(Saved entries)
======

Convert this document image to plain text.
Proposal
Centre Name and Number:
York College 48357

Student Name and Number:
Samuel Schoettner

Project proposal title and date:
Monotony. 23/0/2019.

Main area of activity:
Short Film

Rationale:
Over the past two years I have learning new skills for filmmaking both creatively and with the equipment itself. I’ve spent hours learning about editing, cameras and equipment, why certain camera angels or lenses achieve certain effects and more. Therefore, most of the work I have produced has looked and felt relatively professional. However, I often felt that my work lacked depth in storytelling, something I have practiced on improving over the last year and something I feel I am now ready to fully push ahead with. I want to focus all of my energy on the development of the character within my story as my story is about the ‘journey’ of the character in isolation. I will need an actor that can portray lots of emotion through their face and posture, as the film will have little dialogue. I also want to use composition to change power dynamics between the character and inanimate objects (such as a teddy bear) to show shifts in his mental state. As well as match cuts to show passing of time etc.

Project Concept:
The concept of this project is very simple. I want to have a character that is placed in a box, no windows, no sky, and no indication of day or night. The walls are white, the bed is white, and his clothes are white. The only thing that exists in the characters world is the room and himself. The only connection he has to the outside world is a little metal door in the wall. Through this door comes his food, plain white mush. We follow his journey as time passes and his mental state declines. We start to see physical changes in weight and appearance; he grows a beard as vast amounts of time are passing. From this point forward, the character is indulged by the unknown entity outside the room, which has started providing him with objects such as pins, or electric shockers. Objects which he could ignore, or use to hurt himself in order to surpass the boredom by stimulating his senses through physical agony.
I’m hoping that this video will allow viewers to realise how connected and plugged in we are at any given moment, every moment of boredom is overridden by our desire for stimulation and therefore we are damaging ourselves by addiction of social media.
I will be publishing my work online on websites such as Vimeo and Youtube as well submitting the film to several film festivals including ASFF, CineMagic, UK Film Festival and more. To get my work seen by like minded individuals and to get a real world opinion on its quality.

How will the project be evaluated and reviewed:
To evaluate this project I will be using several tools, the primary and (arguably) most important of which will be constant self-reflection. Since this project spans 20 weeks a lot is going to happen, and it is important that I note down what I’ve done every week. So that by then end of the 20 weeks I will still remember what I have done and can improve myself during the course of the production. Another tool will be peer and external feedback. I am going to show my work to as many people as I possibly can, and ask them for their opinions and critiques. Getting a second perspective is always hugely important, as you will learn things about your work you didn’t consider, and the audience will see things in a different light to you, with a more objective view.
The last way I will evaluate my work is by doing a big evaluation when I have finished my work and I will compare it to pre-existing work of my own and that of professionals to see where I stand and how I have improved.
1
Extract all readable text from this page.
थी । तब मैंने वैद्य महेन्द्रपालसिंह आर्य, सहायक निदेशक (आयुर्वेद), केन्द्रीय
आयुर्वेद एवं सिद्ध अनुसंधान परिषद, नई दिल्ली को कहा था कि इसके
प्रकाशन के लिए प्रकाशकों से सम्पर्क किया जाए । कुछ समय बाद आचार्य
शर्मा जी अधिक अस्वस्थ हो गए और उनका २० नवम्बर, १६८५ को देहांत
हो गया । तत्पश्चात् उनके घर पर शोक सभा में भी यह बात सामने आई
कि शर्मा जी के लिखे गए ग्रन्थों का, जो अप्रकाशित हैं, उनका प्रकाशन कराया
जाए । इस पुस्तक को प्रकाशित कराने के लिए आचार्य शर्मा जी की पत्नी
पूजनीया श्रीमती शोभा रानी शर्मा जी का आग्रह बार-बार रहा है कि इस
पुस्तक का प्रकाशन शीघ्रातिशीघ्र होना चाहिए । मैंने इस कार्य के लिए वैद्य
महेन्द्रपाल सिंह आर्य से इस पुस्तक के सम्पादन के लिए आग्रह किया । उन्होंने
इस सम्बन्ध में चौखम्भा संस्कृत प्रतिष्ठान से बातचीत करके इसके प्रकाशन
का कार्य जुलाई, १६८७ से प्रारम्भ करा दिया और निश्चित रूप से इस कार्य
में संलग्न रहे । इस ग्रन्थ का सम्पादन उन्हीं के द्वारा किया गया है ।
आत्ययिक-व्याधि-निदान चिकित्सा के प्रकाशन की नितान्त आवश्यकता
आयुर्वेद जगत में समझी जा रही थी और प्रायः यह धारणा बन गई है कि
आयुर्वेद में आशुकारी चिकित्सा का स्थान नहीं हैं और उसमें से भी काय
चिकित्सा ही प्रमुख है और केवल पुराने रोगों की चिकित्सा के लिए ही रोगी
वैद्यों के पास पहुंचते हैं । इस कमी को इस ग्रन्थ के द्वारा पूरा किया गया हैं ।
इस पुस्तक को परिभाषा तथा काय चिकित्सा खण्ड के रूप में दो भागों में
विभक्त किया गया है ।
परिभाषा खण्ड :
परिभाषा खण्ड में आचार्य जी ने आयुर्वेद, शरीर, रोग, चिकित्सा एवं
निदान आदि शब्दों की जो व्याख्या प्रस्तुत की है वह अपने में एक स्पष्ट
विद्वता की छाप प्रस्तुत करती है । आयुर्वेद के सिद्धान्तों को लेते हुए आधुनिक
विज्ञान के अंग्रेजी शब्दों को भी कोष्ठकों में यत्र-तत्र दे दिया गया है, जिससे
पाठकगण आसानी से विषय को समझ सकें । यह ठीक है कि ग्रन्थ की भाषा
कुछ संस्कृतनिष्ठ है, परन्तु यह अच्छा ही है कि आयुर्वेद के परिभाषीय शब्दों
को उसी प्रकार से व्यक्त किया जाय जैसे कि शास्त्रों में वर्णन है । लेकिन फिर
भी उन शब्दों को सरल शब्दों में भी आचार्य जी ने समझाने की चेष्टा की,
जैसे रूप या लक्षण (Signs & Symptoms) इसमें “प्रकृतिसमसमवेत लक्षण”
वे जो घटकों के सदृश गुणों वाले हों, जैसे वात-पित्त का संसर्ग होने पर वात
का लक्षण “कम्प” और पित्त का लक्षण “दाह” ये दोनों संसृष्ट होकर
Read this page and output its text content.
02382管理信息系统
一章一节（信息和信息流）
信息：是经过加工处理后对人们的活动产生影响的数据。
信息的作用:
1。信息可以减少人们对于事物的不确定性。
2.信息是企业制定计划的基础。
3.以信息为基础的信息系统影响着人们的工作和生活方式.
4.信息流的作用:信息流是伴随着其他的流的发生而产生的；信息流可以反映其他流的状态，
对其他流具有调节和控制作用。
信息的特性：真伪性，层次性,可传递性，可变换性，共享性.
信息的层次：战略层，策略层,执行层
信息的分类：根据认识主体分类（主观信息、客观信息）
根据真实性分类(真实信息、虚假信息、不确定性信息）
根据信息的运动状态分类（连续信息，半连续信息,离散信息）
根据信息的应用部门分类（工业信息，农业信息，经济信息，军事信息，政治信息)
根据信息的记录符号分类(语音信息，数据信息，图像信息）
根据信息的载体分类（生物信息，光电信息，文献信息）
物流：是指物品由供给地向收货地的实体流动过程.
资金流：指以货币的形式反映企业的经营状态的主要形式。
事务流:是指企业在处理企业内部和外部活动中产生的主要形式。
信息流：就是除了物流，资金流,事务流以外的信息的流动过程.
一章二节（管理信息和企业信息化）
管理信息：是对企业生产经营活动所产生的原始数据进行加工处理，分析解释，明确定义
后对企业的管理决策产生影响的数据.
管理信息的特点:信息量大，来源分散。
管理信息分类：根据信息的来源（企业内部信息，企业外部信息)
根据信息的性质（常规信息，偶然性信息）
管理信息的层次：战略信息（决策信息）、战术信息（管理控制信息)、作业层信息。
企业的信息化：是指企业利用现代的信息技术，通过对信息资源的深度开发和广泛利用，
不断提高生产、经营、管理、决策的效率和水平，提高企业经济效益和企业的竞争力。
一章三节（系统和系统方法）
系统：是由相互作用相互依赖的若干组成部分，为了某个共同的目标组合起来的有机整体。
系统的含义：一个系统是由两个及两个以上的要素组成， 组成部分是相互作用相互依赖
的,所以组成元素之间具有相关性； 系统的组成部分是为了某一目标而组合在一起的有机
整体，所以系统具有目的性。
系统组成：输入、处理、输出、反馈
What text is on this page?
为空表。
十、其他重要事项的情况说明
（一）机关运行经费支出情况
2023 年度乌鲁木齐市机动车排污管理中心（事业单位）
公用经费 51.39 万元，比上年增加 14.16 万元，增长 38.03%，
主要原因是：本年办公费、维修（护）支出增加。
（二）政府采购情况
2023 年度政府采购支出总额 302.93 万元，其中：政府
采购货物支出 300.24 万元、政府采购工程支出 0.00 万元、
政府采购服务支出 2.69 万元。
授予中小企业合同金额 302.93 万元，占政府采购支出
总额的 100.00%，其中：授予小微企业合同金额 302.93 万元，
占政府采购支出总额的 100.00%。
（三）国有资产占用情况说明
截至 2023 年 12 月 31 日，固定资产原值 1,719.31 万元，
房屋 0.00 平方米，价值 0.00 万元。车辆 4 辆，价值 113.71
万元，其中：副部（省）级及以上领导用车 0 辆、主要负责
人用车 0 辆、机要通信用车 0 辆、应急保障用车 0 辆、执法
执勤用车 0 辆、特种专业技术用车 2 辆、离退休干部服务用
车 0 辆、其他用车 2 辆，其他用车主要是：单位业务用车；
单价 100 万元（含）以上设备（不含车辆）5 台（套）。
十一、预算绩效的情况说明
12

======

Scan the data above and copy every line with "Number" in it.

(Worked solution):
Centre Name and Number:
Student Name and Number:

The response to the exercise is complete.